-- Listing start --

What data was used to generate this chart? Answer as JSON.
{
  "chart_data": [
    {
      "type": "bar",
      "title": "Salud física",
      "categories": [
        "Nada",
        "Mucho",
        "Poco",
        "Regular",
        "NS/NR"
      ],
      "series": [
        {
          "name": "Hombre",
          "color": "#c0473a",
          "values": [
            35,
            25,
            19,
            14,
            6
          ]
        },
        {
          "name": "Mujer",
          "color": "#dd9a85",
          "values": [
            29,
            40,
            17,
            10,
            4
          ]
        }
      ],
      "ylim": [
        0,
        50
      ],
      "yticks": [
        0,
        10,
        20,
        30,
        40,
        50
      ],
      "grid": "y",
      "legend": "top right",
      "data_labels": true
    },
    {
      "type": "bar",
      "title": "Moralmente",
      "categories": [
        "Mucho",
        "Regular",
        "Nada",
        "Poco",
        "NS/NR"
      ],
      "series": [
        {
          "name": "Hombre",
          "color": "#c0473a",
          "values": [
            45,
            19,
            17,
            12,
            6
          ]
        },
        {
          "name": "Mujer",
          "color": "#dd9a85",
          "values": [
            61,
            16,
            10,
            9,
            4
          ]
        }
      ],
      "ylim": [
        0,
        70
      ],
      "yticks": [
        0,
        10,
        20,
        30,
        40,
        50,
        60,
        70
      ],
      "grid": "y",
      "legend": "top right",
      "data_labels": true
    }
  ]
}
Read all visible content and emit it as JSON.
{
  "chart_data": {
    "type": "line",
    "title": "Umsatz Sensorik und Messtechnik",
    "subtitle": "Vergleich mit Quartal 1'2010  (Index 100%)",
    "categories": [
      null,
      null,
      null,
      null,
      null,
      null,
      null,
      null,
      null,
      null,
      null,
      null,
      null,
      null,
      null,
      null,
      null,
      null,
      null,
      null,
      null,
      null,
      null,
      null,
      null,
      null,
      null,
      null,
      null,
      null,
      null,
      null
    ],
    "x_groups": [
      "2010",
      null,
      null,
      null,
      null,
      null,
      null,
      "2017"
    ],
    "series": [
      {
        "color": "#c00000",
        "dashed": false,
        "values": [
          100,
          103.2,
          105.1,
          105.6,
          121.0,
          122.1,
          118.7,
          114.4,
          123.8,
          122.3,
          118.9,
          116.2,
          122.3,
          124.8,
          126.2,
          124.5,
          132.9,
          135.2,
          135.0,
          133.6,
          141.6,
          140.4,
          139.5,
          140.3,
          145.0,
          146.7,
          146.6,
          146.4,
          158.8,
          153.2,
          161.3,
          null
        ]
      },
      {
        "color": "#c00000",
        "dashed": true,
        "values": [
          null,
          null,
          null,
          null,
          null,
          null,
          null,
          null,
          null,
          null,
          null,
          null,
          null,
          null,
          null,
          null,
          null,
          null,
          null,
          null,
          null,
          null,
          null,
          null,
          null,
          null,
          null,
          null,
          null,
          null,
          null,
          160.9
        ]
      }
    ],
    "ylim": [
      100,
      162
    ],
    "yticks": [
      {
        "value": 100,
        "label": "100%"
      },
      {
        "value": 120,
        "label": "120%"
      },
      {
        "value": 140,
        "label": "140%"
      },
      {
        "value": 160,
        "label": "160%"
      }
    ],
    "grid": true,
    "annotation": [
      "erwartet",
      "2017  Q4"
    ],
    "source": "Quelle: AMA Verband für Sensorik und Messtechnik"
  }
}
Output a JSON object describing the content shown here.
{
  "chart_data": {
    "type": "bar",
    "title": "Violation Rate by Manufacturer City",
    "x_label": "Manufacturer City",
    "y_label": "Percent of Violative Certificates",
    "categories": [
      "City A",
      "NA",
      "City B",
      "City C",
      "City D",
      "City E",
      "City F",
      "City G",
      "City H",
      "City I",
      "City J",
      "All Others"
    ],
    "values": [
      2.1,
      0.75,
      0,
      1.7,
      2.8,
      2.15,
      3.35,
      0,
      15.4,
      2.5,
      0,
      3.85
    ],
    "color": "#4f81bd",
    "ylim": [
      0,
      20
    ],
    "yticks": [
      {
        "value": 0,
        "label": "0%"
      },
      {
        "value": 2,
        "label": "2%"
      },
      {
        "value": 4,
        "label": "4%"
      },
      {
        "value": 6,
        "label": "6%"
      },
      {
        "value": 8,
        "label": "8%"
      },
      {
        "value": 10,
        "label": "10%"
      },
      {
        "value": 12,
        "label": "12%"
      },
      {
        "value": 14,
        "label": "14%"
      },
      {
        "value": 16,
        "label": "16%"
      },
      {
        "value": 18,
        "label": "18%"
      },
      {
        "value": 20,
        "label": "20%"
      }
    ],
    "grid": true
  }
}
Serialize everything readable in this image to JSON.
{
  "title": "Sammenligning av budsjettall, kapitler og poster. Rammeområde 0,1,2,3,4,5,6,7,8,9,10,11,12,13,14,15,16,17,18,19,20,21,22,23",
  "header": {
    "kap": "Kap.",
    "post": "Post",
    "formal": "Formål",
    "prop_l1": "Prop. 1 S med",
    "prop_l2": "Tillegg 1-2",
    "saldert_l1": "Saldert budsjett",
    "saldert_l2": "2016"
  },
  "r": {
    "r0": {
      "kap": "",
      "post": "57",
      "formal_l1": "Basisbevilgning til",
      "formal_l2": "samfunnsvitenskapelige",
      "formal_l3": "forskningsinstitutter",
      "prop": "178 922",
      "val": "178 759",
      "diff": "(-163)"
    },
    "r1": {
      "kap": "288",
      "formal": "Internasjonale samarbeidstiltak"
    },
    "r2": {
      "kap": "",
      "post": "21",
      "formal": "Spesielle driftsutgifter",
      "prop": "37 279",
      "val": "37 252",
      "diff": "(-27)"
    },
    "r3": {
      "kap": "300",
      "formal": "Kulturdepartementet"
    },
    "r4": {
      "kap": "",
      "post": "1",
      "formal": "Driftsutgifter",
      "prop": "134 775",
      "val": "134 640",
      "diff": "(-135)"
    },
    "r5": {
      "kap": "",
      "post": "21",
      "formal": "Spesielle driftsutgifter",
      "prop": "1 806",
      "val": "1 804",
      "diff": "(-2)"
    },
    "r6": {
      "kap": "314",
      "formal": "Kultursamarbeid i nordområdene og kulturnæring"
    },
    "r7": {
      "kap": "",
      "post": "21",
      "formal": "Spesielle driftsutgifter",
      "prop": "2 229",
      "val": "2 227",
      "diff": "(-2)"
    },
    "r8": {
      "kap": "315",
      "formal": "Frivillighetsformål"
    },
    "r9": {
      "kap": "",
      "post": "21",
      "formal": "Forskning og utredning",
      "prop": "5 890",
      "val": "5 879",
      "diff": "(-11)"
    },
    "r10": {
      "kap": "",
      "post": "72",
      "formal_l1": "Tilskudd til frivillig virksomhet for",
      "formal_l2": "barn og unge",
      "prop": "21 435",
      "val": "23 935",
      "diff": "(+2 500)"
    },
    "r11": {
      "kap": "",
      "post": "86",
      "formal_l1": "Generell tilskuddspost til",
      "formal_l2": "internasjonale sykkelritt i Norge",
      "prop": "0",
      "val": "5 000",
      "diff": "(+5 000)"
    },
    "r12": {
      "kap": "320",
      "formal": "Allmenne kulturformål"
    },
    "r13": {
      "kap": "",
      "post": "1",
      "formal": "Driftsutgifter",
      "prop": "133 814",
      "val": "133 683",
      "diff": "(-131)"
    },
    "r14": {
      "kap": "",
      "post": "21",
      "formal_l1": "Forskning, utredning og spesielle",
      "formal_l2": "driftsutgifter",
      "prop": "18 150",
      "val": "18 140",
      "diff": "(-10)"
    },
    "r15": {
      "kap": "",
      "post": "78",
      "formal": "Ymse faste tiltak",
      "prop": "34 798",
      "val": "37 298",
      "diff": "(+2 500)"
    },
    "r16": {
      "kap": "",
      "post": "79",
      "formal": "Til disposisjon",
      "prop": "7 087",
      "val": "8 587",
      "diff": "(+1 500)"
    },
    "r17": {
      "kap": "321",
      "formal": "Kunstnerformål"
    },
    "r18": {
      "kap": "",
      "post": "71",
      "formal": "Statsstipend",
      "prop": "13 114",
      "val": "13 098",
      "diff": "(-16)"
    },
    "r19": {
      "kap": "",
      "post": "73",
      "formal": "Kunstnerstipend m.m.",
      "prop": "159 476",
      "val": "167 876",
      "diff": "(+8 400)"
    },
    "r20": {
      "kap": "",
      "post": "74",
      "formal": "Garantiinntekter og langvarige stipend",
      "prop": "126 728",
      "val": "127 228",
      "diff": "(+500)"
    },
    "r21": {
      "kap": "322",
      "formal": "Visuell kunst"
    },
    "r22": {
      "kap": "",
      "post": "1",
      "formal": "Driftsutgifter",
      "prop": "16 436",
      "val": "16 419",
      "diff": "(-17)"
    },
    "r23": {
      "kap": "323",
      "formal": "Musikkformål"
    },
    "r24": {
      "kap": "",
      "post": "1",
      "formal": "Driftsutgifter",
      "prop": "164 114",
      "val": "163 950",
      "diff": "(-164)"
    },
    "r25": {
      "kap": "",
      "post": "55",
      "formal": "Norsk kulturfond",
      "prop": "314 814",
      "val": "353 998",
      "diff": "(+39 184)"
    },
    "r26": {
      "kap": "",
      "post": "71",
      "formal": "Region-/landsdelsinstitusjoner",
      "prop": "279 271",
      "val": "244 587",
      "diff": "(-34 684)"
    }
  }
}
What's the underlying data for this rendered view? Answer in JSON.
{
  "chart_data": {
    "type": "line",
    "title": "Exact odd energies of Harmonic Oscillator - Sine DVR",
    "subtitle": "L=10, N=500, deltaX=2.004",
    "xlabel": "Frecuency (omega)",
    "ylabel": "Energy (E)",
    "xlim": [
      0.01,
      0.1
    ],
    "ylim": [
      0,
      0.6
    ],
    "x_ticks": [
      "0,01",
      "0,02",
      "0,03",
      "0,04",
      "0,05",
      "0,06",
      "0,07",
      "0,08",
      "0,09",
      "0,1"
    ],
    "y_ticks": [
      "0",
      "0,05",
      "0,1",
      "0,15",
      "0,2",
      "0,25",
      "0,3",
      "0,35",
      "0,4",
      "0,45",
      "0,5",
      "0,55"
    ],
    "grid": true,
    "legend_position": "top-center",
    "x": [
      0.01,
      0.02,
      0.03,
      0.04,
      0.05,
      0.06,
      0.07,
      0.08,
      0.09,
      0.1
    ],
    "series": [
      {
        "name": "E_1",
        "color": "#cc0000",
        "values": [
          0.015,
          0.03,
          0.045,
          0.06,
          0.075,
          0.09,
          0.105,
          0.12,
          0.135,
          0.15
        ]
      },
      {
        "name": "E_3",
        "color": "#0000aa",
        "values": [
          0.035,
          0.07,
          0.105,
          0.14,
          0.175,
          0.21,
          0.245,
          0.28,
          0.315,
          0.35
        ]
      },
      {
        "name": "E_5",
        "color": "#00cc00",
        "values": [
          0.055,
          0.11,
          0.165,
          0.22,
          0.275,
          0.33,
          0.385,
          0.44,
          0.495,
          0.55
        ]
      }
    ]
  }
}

-- Listing end --

Exercise details
In the entries above, find every line holding the word "City" and copy it out.

Written solution
    "title": "Violation Rate by Manufacturer City",
    "x_label": "Manufacturer City",
      "City A",
      "City B",
      "City C",
      "City D",
      "City E",
      "City F",
      "City G",
      "City H",
      "City I",
      "City J",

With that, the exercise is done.